>> Start MATERIAL FOR THE TASK

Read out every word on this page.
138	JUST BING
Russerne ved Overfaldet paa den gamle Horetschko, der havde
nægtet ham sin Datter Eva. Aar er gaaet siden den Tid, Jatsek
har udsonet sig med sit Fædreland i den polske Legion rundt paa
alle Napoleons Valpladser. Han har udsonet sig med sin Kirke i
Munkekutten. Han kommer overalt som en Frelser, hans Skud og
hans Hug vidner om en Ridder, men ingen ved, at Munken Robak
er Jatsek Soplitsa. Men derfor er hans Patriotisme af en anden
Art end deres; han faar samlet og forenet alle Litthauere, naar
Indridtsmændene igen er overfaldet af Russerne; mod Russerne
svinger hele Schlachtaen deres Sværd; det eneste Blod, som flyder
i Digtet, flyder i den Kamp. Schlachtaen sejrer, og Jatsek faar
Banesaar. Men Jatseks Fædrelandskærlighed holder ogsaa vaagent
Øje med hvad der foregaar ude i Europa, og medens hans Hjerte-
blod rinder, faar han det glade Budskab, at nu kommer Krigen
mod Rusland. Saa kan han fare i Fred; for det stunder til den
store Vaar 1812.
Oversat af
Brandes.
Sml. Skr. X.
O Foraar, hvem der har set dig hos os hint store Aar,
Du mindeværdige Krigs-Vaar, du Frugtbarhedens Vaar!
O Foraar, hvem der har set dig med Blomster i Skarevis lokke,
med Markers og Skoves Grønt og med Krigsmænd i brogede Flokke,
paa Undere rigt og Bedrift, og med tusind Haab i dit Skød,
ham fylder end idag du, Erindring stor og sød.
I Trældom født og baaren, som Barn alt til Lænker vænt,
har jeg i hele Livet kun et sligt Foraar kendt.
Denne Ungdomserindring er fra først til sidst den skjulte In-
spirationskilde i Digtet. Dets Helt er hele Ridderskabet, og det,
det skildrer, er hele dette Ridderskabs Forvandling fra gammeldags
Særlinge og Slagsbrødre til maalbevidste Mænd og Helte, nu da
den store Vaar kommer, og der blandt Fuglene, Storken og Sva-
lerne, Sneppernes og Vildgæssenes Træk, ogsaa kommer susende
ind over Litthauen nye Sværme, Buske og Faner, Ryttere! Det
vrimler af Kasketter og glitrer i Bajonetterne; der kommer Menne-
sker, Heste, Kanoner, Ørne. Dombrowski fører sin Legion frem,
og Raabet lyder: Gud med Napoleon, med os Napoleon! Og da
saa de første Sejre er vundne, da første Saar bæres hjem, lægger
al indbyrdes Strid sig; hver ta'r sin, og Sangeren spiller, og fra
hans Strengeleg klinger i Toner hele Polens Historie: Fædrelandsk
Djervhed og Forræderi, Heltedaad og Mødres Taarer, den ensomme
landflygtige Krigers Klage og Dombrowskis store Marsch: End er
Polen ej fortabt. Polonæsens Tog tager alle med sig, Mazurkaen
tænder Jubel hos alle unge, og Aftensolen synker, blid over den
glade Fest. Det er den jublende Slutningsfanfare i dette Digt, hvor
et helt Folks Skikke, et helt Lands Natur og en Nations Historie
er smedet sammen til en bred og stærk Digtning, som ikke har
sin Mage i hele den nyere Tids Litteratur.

>> End MATERIAL FOR THE TASK

DIRECTIONS: From the listing above, report the number of lines containing the string "hans", without any accompanying remarks.

REPLY: 5